### Stated problem
Determine the count of lines holding "Medium" and give that count alone.

--- Input ---

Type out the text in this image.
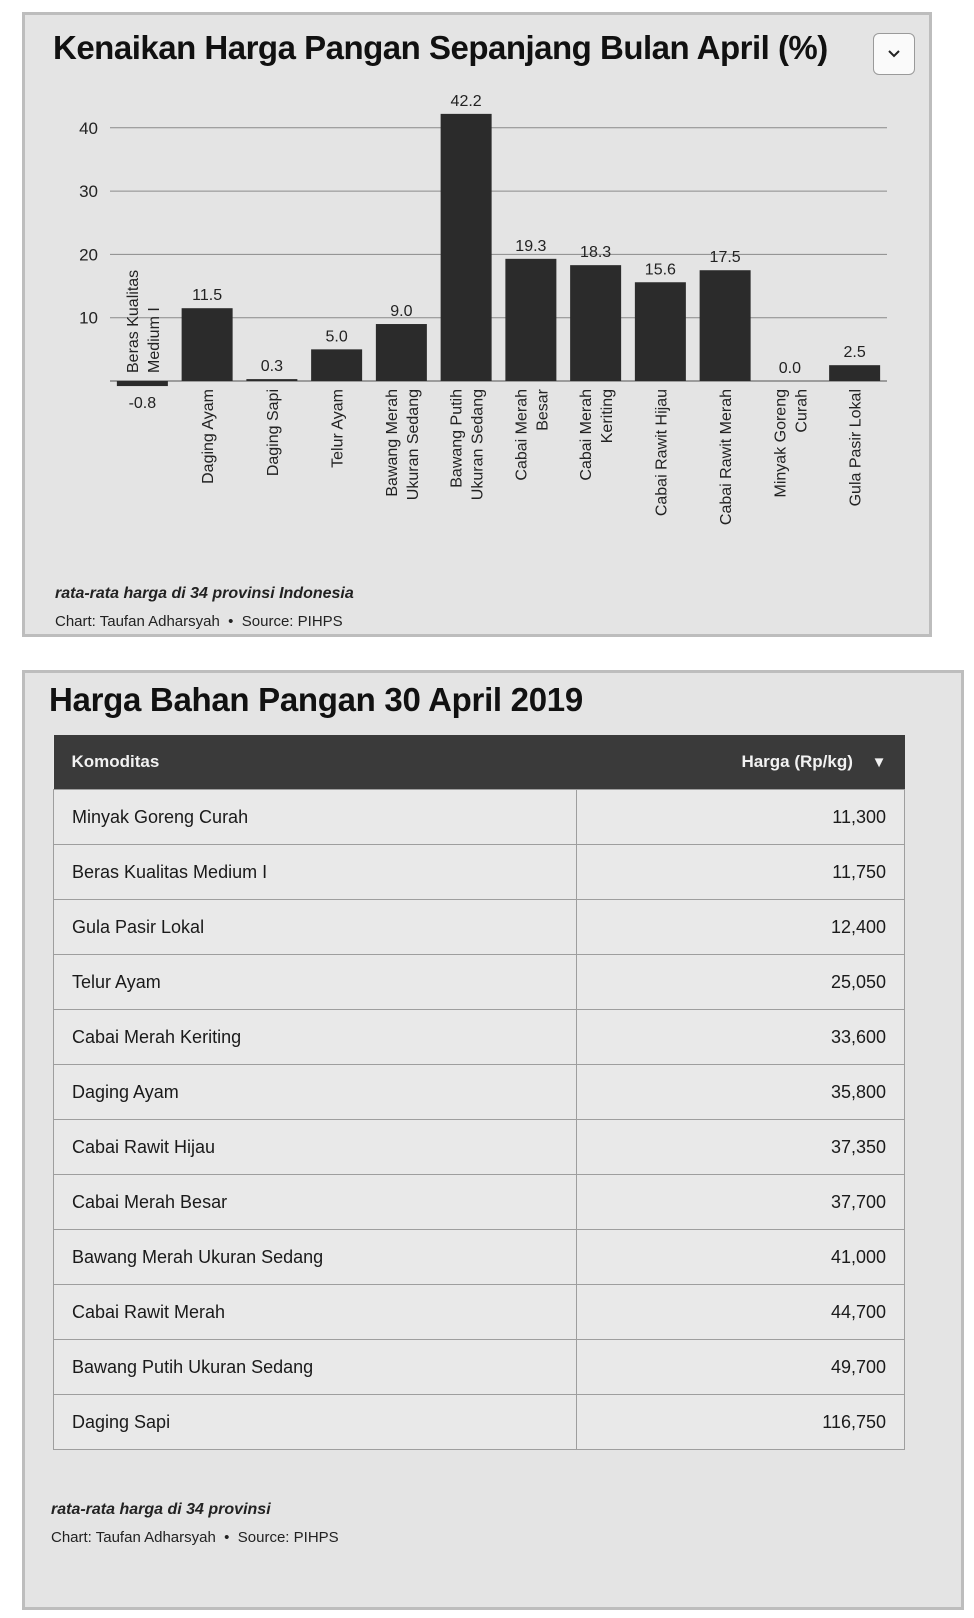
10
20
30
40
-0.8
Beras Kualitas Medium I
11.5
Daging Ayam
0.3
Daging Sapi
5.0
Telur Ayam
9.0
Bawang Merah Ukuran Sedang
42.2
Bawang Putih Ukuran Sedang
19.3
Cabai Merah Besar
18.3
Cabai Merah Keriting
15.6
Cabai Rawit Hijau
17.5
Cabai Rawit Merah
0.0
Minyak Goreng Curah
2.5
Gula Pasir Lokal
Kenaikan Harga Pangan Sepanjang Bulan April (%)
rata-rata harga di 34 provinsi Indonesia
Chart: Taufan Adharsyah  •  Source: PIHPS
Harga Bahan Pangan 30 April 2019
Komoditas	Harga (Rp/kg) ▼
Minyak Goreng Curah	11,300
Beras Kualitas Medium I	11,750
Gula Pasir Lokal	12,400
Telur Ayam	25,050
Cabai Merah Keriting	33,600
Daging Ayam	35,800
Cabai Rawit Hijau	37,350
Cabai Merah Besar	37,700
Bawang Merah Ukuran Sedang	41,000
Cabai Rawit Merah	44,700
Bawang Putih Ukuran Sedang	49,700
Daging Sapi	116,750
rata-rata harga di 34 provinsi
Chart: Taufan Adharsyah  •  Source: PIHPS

---
--- Input ---

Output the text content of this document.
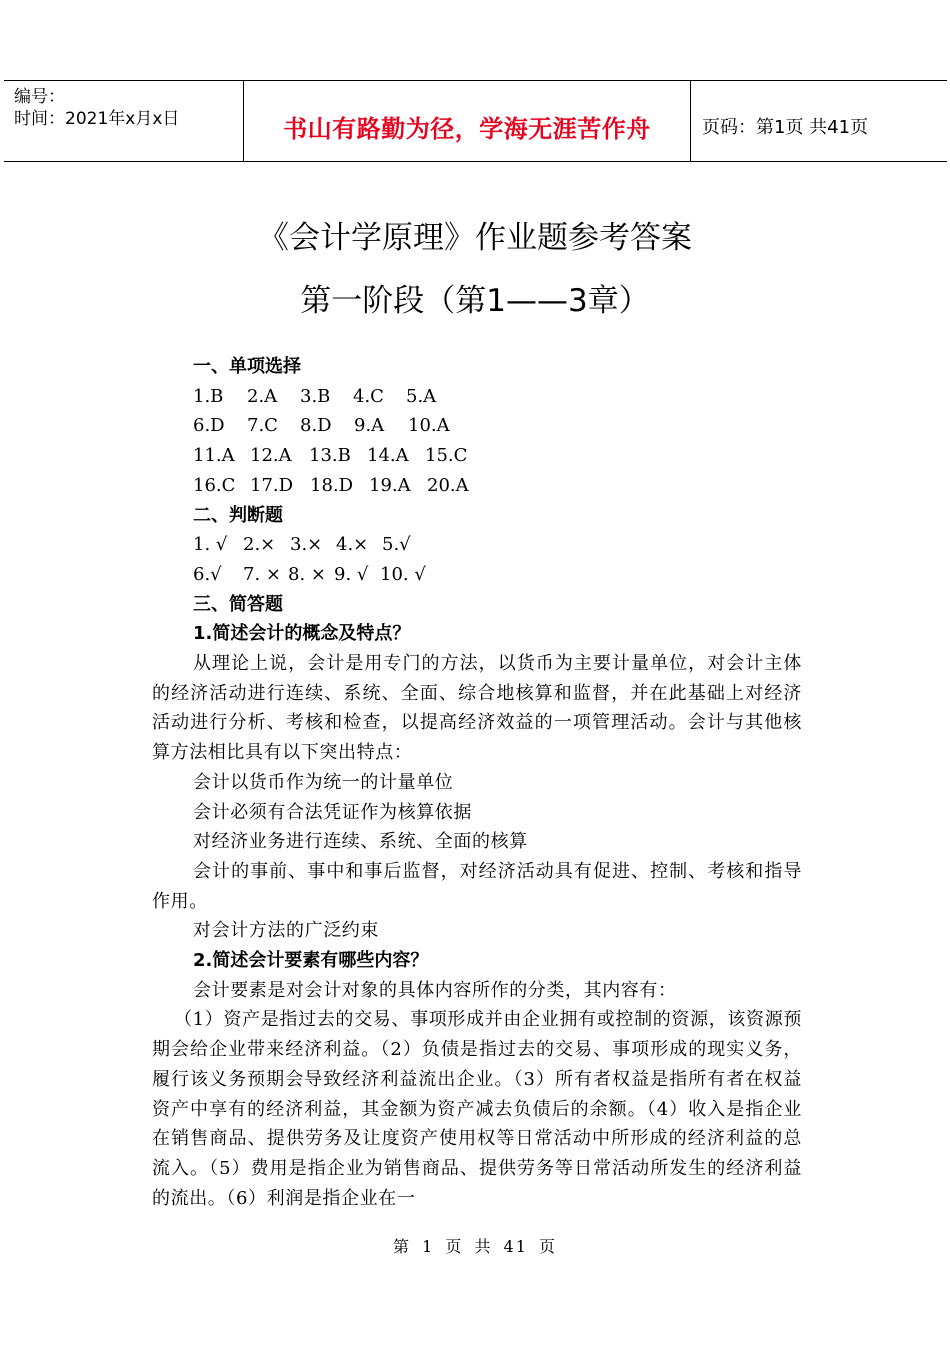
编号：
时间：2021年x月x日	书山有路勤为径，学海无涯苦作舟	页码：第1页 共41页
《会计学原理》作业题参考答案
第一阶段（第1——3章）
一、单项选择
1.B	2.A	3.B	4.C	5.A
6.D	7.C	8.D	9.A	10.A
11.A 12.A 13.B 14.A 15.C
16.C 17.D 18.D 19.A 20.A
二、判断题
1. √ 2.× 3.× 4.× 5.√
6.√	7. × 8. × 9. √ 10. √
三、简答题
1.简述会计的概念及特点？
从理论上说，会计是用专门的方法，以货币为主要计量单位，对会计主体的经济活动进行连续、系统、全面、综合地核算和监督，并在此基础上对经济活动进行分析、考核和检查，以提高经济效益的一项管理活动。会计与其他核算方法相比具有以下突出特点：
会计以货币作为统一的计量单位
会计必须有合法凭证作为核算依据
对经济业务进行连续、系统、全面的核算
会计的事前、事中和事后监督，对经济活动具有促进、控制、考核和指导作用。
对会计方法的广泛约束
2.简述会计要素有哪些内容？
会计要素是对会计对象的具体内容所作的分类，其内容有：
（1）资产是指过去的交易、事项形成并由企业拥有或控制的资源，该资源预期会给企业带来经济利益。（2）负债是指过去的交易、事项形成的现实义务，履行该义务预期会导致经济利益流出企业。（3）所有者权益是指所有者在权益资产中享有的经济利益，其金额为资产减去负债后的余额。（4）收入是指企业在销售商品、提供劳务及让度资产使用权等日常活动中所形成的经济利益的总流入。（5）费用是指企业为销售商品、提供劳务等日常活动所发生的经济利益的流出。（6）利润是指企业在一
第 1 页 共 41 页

---

### Exercise solution
2